Reproduce all records exactly.

▶ **SUPPLIED MATERIAL**:
__________________________________________________
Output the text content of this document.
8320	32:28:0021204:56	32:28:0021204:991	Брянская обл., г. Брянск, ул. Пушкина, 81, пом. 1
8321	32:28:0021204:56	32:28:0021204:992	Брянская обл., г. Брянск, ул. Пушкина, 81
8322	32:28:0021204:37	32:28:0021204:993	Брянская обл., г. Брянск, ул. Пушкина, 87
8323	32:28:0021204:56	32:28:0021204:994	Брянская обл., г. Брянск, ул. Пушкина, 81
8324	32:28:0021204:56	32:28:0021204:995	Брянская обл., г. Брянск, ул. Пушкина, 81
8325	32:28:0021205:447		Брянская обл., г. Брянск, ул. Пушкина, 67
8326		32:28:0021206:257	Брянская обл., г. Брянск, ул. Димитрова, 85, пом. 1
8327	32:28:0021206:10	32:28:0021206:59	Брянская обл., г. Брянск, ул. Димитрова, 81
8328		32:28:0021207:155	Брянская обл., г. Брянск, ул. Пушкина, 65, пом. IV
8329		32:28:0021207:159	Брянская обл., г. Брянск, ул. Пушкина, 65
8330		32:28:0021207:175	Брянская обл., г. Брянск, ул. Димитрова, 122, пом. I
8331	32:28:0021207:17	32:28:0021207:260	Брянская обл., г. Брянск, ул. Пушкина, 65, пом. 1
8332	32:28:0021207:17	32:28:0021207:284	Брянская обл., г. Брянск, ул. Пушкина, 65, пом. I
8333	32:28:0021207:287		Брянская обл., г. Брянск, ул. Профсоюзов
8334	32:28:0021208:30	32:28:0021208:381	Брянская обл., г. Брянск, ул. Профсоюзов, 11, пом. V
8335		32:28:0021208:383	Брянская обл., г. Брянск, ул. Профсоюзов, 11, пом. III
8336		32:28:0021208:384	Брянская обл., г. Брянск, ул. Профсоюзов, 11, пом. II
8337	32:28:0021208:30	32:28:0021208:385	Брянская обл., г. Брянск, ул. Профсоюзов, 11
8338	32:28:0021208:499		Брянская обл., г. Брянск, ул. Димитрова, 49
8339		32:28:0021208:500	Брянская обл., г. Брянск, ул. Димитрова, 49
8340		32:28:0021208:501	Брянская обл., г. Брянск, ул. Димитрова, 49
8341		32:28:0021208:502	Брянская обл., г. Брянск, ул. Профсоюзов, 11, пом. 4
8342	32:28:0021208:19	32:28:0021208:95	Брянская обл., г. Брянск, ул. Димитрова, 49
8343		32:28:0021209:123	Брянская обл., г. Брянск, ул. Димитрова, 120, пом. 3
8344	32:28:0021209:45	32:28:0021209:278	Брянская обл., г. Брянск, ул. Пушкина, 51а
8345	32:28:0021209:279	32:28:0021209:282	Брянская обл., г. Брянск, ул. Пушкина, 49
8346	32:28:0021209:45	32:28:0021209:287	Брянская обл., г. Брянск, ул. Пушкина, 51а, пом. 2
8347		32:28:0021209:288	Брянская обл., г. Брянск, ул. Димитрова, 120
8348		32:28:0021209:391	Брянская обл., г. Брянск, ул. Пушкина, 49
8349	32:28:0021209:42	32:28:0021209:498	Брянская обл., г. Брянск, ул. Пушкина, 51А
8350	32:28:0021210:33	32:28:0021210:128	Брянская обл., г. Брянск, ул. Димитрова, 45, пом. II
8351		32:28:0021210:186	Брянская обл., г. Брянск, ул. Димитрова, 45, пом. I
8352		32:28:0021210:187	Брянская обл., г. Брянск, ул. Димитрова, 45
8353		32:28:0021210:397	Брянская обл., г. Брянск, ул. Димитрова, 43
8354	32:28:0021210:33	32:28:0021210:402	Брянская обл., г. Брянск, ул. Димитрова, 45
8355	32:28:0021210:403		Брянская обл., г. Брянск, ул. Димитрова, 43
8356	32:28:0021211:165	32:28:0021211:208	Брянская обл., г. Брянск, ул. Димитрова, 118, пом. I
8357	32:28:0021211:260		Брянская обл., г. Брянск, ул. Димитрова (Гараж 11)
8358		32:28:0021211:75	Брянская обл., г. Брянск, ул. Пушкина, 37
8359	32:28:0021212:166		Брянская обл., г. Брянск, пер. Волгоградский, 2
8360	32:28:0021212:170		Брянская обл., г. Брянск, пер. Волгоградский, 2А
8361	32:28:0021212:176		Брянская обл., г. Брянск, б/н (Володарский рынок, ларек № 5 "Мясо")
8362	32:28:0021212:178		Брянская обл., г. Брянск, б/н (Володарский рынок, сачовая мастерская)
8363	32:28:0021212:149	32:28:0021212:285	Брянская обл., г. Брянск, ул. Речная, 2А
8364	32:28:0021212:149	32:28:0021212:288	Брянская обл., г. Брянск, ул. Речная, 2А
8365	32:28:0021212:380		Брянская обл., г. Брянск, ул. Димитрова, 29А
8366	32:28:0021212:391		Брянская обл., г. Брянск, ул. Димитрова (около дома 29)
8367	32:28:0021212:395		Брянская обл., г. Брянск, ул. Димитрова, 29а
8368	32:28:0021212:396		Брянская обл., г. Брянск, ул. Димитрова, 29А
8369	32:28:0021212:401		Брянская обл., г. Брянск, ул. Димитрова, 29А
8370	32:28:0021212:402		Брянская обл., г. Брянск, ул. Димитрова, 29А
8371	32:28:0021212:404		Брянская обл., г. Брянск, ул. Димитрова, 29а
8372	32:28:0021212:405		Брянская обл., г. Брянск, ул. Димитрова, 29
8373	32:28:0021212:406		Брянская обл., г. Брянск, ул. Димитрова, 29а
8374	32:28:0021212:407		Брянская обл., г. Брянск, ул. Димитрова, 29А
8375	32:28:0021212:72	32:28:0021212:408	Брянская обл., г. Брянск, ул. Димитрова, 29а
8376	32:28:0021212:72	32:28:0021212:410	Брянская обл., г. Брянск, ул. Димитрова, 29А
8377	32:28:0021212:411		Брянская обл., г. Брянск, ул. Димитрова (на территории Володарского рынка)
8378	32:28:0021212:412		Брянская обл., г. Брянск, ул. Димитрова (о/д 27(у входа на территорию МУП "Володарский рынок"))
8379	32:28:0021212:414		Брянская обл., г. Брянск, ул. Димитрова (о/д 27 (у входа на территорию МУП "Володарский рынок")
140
__________________________________________________
▶ **WORKED SOLUTION**:
Output the text content of this document.
8320	32:28:0021204:56	32:28:0021204:991	Брянская обл., г. Брянск, ул. Пушкина, 81, пом. 1
8321	32:28:0021204:56	32:28:0021204:992	Брянская обл., г. Брянск, ул. Пушкина, 81
8322	32:28:0021204:37	32:28:0021204:993	Брянская обл., г. Брянск, ул. Пушкина, 87
8323	32:28:0021204:56	32:28:0021204:994	Брянская обл., г. Брянск, ул. Пушкина, 81
8324	32:28:0021204:56	32:28:0021204:995	Брянская обл., г. Брянск, ул. Пушкина, 81
8325	32:28:0021205:447		Брянская обл., г. Брянск, ул. Пушкина, 67
8326		32:28:0021206:257	Брянская обл., г. Брянск, ул. Димитрова, 85, пом. 1
8327	32:28:0021206:10	32:28:0021206:59	Брянская обл., г. Брянск, ул. Димитрова, 81
8328		32:28:0021207:155	Брянская обл., г. Брянск, ул. Пушкина, 65, пом. IV
8329		32:28:0021207:159	Брянская обл., г. Брянск, ул. Пушкина, 65
8330		32:28:0021207:175	Брянская обл., г. Брянск, ул. Димитрова, 122, пом. I
8331	32:28:0021207:17	32:28:0021207:260	Брянская обл., г. Брянск, ул. Пушкина, 65, пом. 1
8332	32:28:0021207:17	32:28:0021207:284	Брянская обл., г. Брянск, ул. Пушкина, 65, пом. I
8333	32:28:0021207:287		Брянская обл., г. Брянск, ул. Профсоюзов
8334	32:28:0021208:30	32:28:0021208:381	Брянская обл., г. Брянск, ул. Профсоюзов, 11, пом. V
8335		32:28:0021208:383	Брянская обл., г. Брянск, ул. Профсоюзов, 11, пом. III
8336		32:28:0021208:384	Брянская обл., г. Брянск, ул. Профсоюзов, 11, пом. II
8337	32:28:0021208:30	32:28:0021208:385	Брянская обл., г. Брянск, ул. Профсоюзов, 11
8338	32:28:0021208:499		Брянская обл., г. Брянск, ул. Димитрова, 49
8339		32:28:0021208:500	Брянская обл., г. Брянск, ул. Димитрова, 49
8340		32:28:0021208:501	Брянская обл., г. Брянск, ул. Димитрова, 49
8341		32:28:0021208:502	Брянская обл., г. Брянск, ул. Профсоюзов, 11, пом. 4
8342	32:28:0021208:19	32:28:0021208:95	Брянская обл., г. Брянск, ул. Димитрова, 49
8343		32:28:0021209:123	Брянская обл., г. Брянск, ул. Димитрова, 120, пом. 3
8344	32:28:0021209:45	32:28:0021209:278	Брянская обл., г. Брянск, ул. Пушкина, 51а
8345	32:28:0021209:279	32:28:0021209:282	Брянская обл., г. Брянск, ул. Пушкина, 49
8346	32:28:0021209:45	32:28:0021209:287	Брянская обл., г. Брянск, ул. Пушкина, 51а, пом. 2
8347		32:28:0021209:288	Брянская обл., г. Брянск, ул. Димитрова, 120
8348		32:28:0021209:391	Брянская обл., г. Брянск, ул. Пушкина, 49
8349	32:28:0021209:42	32:28:0021209:498	Брянская обл., г. Брянск, ул. Пушкина, 51А
8350	32:28:0021210:33	32:28:0021210:128	Брянская обл., г. Брянск, ул. Димитрова, 45, пом. II
8351		32:28:0021210:186	Брянская обл., г. Брянск, ул. Димитрова, 45, пом. I
8352		32:28:0021210:187	Брянская обл., г. Брянск, ул. Димитрова, 45
8353		32:28:0021210:397	Брянская обл., г. Брянск, ул. Димитрова, 43
8354	32:28:0021210:33	32:28:0021210:402	Брянская обл., г. Брянск, ул. Димитрова, 45
8355	32:28:0021210:403		Брянская обл., г. Брянск, ул. Димитрова, 43
8356	32:28:0021211:165	32:28:0021211:208	Брянская обл., г. Брянск, ул. Димитрова, 118, пом. I
8357	32:28:0021211:260		Брянская обл., г. Брянск, ул. Димитрова (Гараж 11)
8358		32:28:0021211:75	Брянская обл., г. Брянск, ул. Пушкина, 37
8359	32:28:0021212:166		Брянская обл., г. Брянск, пер. Волгоградский, 2
8360	32:28:0021212:170		Брянская обл., г. Брянск, пер. Волгоградский, 2А
8361	32:28:0021212:176		Брянская обл., г. Брянск, б/н (Володарский рынок, ларек № 5 "Мясо")
8362	32:28:0021212:178		Брянская обл., г. Брянск, б/н (Володарский рынок, сачовая мастерская)
8363	32:28:0021212:149	32:28:0021212:285	Брянская обл., г. Брянск, ул. Речная, 2А
8364	32:28:0021212:149	32:28:0021212:288	Брянская обл., г. Брянск, ул. Речная, 2А
8365	32:28:0021212:380		Брянская обл., г. Брянск, ул. Димитрова, 29А
8366	32:28:0021212:391		Брянская обл., г. Брянск, ул. Димитрова (около дома 29)
8367	32:28:0021212:395		Брянская обл., г. Брянск, ул. Димитрова, 29а
8368	32:28:0021212:396		Брянская обл., г. Брянск, ул. Димитрова, 29А
8369	32:28:0021212:401		Брянская обл., г. Брянск, ул. Димитрова, 29А
8370	32:28:0021212:402		Брянская обл., г. Брянск, ул. Димитрова, 29А
8371	32:28:0021212:404		Брянская обл., г. Брянск, ул. Димитрова, 29а
8372	32:28:0021212:405		Брянская обл., г. Брянск, ул. Димитрова, 29
8373	32:28:0021212:406		Брянская обл., г. Брянск, ул. Димитрова, 29а
8374	32:28:0021212:407		Брянская обл., г. Брянск, ул. Димитрова, 29А
8375	32:28:0021212:72	32:28:0021212:408	Брянская обл., г. Брянск, ул. Димитрова, 29а
8376	32:28:0021212:72	32:28:0021212:410	Брянская обл., г. Брянск, ул. Димитрова, 29А
8377	32:28:0021212:411		Брянская обл., г. Брянск, ул. Димитрова (на территории Володарского рынка)
8378	32:28:0021212:412		Брянская обл., г. Брянск, ул. Димитрова (о/д 27(у входа на территорию МУП "Володарский рынок"))
8379	32:28:0021212:414		Брянская обл., г. Брянск, ул. Димитрова (о/д 27 (у входа на территорию МУП "Володарский рынок")
140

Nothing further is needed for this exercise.